Directions: Copy all entries without alteration and skip the pictures they hold.

Records from a data source:
● ● ● ● ● ● ●

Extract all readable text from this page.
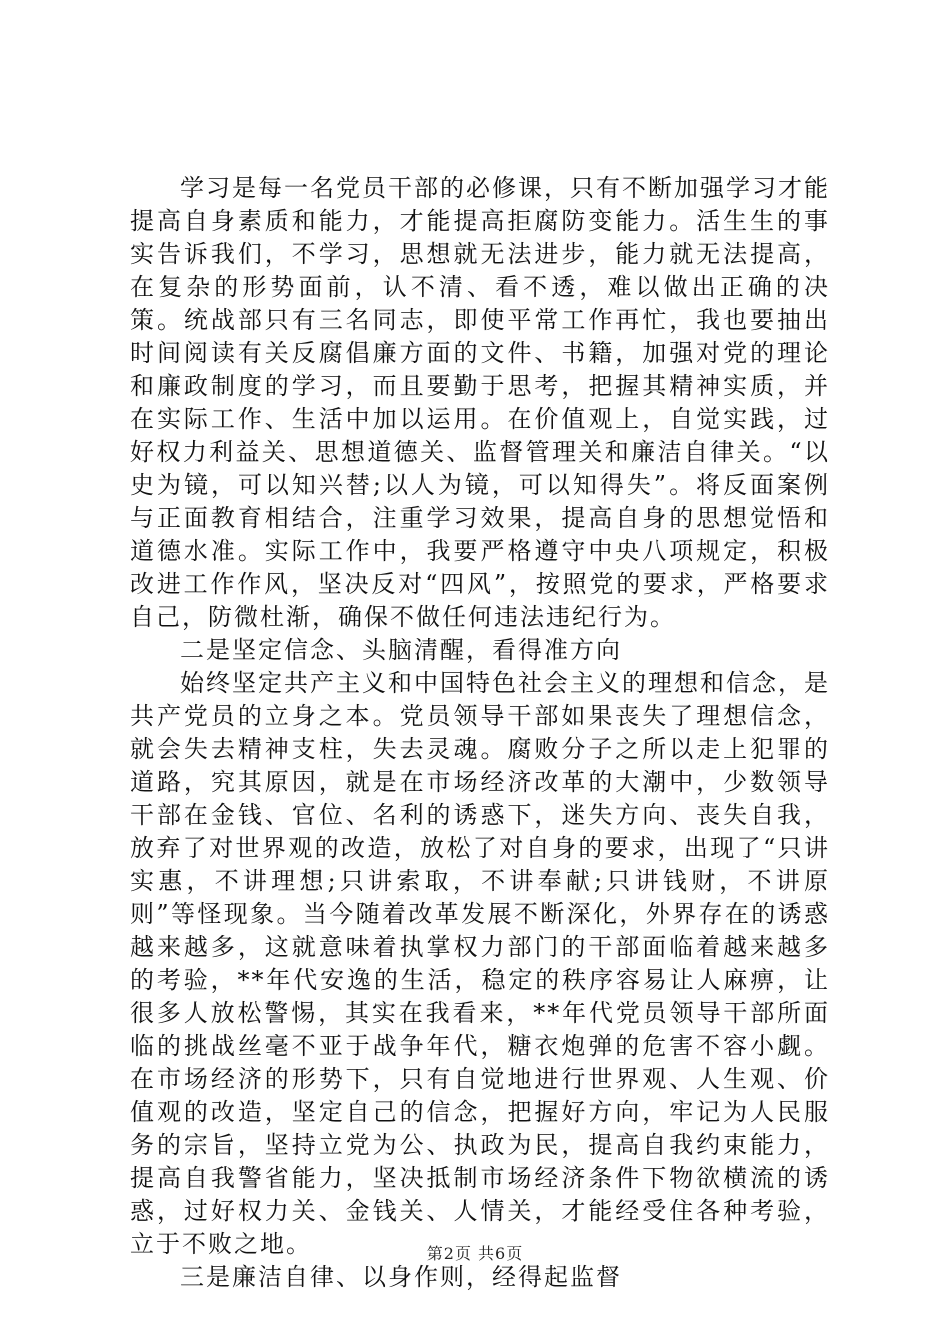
学习是每一名党员干部的必修课，只有不断加强学习才能提高自身素质和能力，才能提高拒腐防变能力。活生生的事实告诉我们，不学习，思想就无法进步，能力就无法提高，在复杂的形势面前，认不清、看不透，难以做出正确的决策。统战部只有三名同志，即使平常工作再忙，我也要抽出时间阅读有关反腐倡廉方面的文件、书籍，加强对党的理论和廉政制度的学习，而且要勤于思考，把握其精神实质，并在实际工作、生活中加以运用。在价值观上，自觉实践，过好权力利益关、思想道德关、监督管理关和廉洁自律关。“以史为镜，可以知兴替;以人为镜，可以知得失”。将反面案例与正面教育相结合，注重学习效果，提高自身的思想觉悟和道德水准。实际工作中，我要严格遵守中央八项规定，积极改进工作作风，坚决反对“四风”，按照党的要求，严格要求自己，防微杜渐，确保不做任何违法违纪行为。

二是坚定信念、头脑清醒，看得准方向

始终坚定共产主义和中国特色社会主义的理想和信念，是共产党员的立身之本。党员领导干部如果丧失了理想信念，就会失去精神支柱，失去灵魂。腐败分子之所以走上犯罪的道路，究其原因，就是在市场经济改革的大潮中，少数领导干部在金钱、官位、名利的诱惑下，迷失方向、丧失自我，放弃了对世界观的改造，放松了对自身的要求，出现了“只讲实惠，不讲理想;只讲索取，不讲奉献;只讲钱财，不讲原则”等怪现象。当今随着改革发展不断深化，外界存在的诱惑越来越多，这就意味着执掌权力部门的干部面临着越来越多的考验，**年代安逸的生活，稳定的秩序容易让人麻痹，让很多人放松警惕，其实在我看来，**年代党员领导干部所面临的挑战丝毫不亚于战争年代，糖衣炮弹的危害不容小觑。在市场经济的形势下，只有自觉地进行世界观、人生观、价值观的改造，坚定自己的信念，把握好方向，牢记为人民服务的宗旨，坚持立党为公、执政为民，提高自我约束能力，提高自我警省能力，坚决抵制市场经济条件下物欲横流的诱惑，过好权力关、金钱关、人情关，才能经受住各种考验，立于不败之地。

三是廉洁自律、以身作则，经得起监督

第2页 共6页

● ● ● ● ● ● ●

Result for this exercise:
Extract all readable text from this page.
学习是每一名党员干部的必修课，只有不断加强学习才能提高自身素质和能力，才能提高拒腐防变能力。活生生的事实告诉我们，不学习，思想就无法进步，能力就无法提高，在复杂的形势面前，认不清、看不透，难以做出正确的决策。统战部只有三名同志，即使平常工作再忙，我也要抽出时间阅读有关反腐倡廉方面的文件、书籍，加强对党的理论和廉政制度的学习，而且要勤于思考，把握其精神实质，并在实际工作、生活中加以运用。在价值观上，自觉实践，过好权力利益关、思想道德关、监督管理关和廉洁自律关。“以史为镜，可以知兴替;以人为镜，可以知得失”。将反面案例与正面教育相结合，注重学习效果，提高自身的思想觉悟和道德水准。实际工作中，我要严格遵守中央八项规定，积极改进工作作风，坚决反对“四风”，按照党的要求，严格要求自己，防微杜渐，确保不做任何违法违纪行为。

二是坚定信念、头脑清醒，看得准方向

始终坚定共产主义和中国特色社会主义的理想和信念，是共产党员的立身之本。党员领导干部如果丧失了理想信念，就会失去精神支柱，失去灵魂。腐败分子之所以走上犯罪的道路，究其原因，就是在市场经济改革的大潮中，少数领导干部在金钱、官位、名利的诱惑下，迷失方向、丧失自我，放弃了对世界观的改造，放松了对自身的要求，出现了“只讲实惠，不讲理想;只讲索取，不讲奉献;只讲钱财，不讲原则”等怪现象。当今随着改革发展不断深化，外界存在的诱惑越来越多，这就意味着执掌权力部门的干部面临着越来越多的考验，**年代安逸的生活，稳定的秩序容易让人麻痹，让很多人放松警惕，其实在我看来，**年代党员领导干部所面临的挑战丝毫不亚于战争年代，糖衣炮弹的危害不容小觑。在市场经济的形势下，只有自觉地进行世界观、人生观、价值观的改造，坚定自己的信念，把握好方向，牢记为人民服务的宗旨，坚持立党为公、执政为民，提高自我约束能力，提高自我警省能力，坚决抵制市场经济条件下物欲横流的诱惑，过好权力关、金钱关、人情关，才能经受住各种考验，立于不败之地。

三是廉洁自律、以身作则，经得起监督

第2页 共6页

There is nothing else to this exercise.